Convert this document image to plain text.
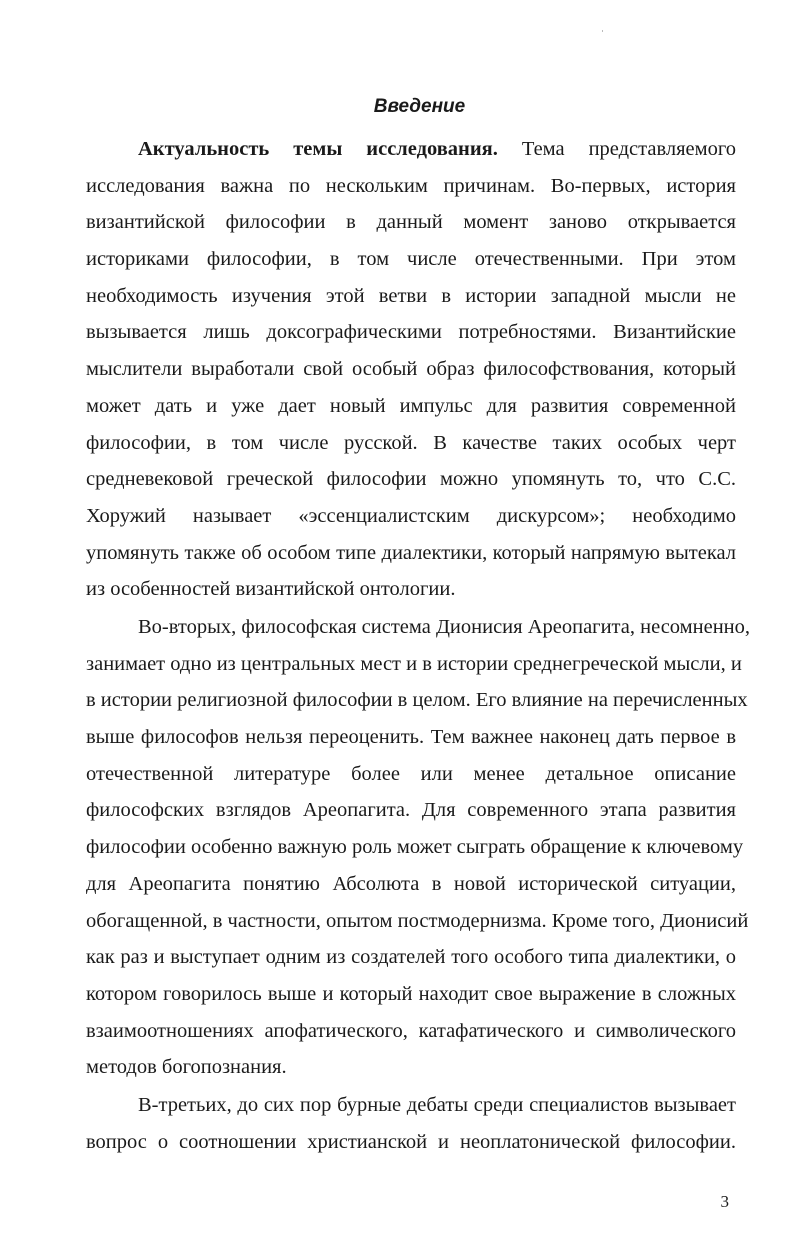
Введение
Актуальность темы исследования. Тема представляемого
исследования важна по нескольким причинам. Во-первых, история
византийской философии в данный момент заново открывается
историками философии, в том числе отечественными. При этом
необходимость изучения этой ветви в истории западной мысли не
вызывается лишь доксографическими потребностями. Византийские
мыслители выработали свой особый образ философствования, который
может дать и уже дает новый импульс для развития современной
философии, в том числе русской. В качестве таких особых черт
средневековой греческой философии можно упомянуть то, что С.С.
Хоружий называет «эссенциалистским дискурсом»; необходимо
упомянуть также об особом типе диалектики, который напрямую вытекал
из особенностей византийской онтологии.
Во-вторых, философская система Дионисия Ареопагита, несомненно,
занимает одно из центральных мест и в истории среднегреческой мысли, и
в истории религиозной философии в целом. Его влияние на перечисленных
выше философов нельзя переоценить. Тем важнее наконец дать первое в
отечественной литературе более или менее детальное описание
философских взглядов Ареопагита. Для современного этапа развития
философии особенно важную роль может сыграть обращение к ключевому
для Ареопагита понятию Абсолюта в новой исторической ситуации,
обогащенной, в частности, опытом постмодернизма. Кроме того, Дионисий
как раз и выступает одним из создателей того особого типа диалектики, о
котором говорилось выше и который находит свое выражение в сложных
взаимоотношениях апофатического, катафатического и символического
методов богопознания.
В-третьих, до сих пор бурные дебаты среди специалистов вызывает
вопрос о соотношении христианской и неоплатонической философии.
3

□ □ □ □

WRITTEN REQUEST: Read the entries and show each line that mentions "Ареопагита".

SOLUTION BELOW:
Во-вторых, философская система Дионисия Ареопагита, несомненно,
философских взглядов Ареопагита. Для современного этапа развития
для Ареопагита понятию Абсолюта в новой исторической ситуации,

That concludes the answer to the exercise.